-- Begin RECORDS FOR THE TASK --

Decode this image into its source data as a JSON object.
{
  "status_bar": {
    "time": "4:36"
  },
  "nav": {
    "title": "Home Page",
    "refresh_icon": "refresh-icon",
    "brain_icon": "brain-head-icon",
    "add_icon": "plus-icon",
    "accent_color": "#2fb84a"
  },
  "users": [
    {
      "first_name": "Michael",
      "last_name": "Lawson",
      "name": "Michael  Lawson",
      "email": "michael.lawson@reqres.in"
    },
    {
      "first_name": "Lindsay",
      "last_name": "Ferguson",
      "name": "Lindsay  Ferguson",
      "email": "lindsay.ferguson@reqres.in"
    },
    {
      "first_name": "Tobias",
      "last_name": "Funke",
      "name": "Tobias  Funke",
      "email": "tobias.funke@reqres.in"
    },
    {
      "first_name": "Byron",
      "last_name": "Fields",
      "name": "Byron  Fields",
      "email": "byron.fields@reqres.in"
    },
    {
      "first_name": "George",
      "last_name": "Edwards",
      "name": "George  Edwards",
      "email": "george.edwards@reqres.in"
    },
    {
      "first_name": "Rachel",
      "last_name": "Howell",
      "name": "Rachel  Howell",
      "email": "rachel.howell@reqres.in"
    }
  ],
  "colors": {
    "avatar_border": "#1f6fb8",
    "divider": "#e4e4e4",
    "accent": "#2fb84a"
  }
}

-- End RECORDS FOR THE TASK --

* **INSTRUCTIONS TO FOLLOW**: Retype the records in full. Keep every line identical to the original.

* **EXPECTED OUTPUT**:
Decode this image into its source data as a JSON object.
{
  "status_bar": {
    "time": "4:36"
  },
  "nav": {
    "title": "Home Page",
    "refresh_icon": "refresh-icon",
    "brain_icon": "brain-head-icon",
    "add_icon": "plus-icon",
    "accent_color": "#2fb84a"
  },
  "users": [
    {
      "first_name": "Michael",
      "last_name": "Lawson",
      "name": "Michael  Lawson",
      "email": "michael.lawson@reqres.in"
    },
    {
      "first_name": "Lindsay",
      "last_name": "Ferguson",
      "name": "Lindsay  Ferguson",
      "email": "lindsay.ferguson@reqres.in"
    },
    {
      "first_name": "Tobias",
      "last_name": "Funke",
      "name": "Tobias  Funke",
      "email": "tobias.funke@reqres.in"
    },
    {
      "first_name": "Byron",
      "last_name": "Fields",
      "name": "Byron  Fields",
      "email": "byron.fields@reqres.in"
    },
    {
      "first_name": "George",
      "last_name": "Edwards",
      "name": "George  Edwards",
      "email": "george.edwards@reqres.in"
    },
    {
      "first_name": "Rachel",
      "last_name": "Howell",
      "name": "Rachel  Howell",
      "email": "rachel.howell@reqres.in"
    }
  ],
  "colors": {
    "avatar_border": "#1f6fb8",
    "divider": "#e4e4e4",
    "accent": "#2fb84a"
  }
}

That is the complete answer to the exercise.